#### Written instruction:
Repeat the data that follows, word for word, without the images.

#### Listing:
━━━━━━━━━━━━━━━━━━━━━━━━━━━━━━

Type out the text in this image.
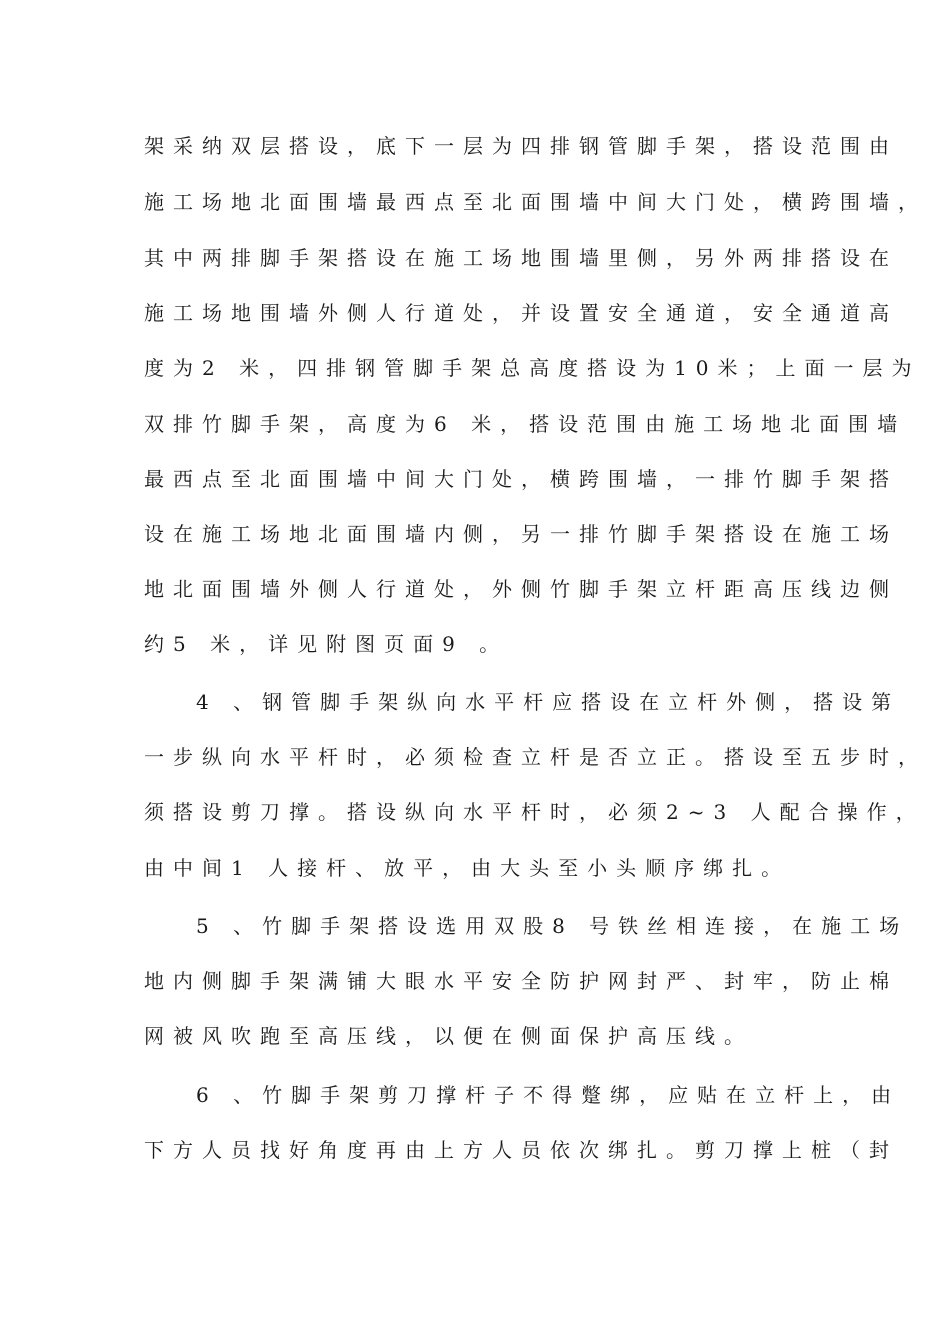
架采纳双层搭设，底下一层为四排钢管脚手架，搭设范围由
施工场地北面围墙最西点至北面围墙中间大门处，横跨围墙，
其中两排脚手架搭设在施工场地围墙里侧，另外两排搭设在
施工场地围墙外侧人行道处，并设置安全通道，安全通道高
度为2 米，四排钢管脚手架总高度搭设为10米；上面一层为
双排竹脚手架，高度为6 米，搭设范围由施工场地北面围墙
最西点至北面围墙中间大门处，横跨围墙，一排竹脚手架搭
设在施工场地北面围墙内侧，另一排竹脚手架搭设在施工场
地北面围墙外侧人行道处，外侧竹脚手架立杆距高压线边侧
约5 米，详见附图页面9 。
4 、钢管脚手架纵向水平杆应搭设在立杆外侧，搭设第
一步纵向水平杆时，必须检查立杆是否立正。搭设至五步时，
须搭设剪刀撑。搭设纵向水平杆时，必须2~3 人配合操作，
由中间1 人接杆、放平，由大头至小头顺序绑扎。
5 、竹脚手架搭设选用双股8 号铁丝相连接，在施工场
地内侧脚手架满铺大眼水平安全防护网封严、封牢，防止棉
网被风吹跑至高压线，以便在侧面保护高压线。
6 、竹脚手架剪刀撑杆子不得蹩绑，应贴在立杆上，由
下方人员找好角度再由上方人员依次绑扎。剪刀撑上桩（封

━━━━━━━━━━━━━━━━━━━━━━━━━━━━━━

#### Response below:
Type out the text in this image.
架采纳双层搭设，底下一层为四排钢管脚手架，搭设范围由
施工场地北面围墙最西点至北面围墙中间大门处，横跨围墙，
其中两排脚手架搭设在施工场地围墙里侧，另外两排搭设在
施工场地围墙外侧人行道处，并设置安全通道，安全通道高
度为2 米，四排钢管脚手架总高度搭设为10米；上面一层为
双排竹脚手架，高度为6 米，搭设范围由施工场地北面围墙
最西点至北面围墙中间大门处，横跨围墙，一排竹脚手架搭
设在施工场地北面围墙内侧，另一排竹脚手架搭设在施工场
地北面围墙外侧人行道处，外侧竹脚手架立杆距高压线边侧
约5 米，详见附图页面9 。
4 、钢管脚手架纵向水平杆应搭设在立杆外侧，搭设第
一步纵向水平杆时，必须检查立杆是否立正。搭设至五步时，
须搭设剪刀撑。搭设纵向水平杆时，必须2~3 人配合操作，
由中间1 人接杆、放平，由大头至小头顺序绑扎。
5 、竹脚手架搭设选用双股8 号铁丝相连接，在施工场
地内侧脚手架满铺大眼水平安全防护网封严、封牢，防止棉
网被风吹跑至高压线，以便在侧面保护高压线。
6 、竹脚手架剪刀撑杆子不得蹩绑，应贴在立杆上，由
下方人员找好角度再由上方人员依次绑扎。剪刀撑上桩（封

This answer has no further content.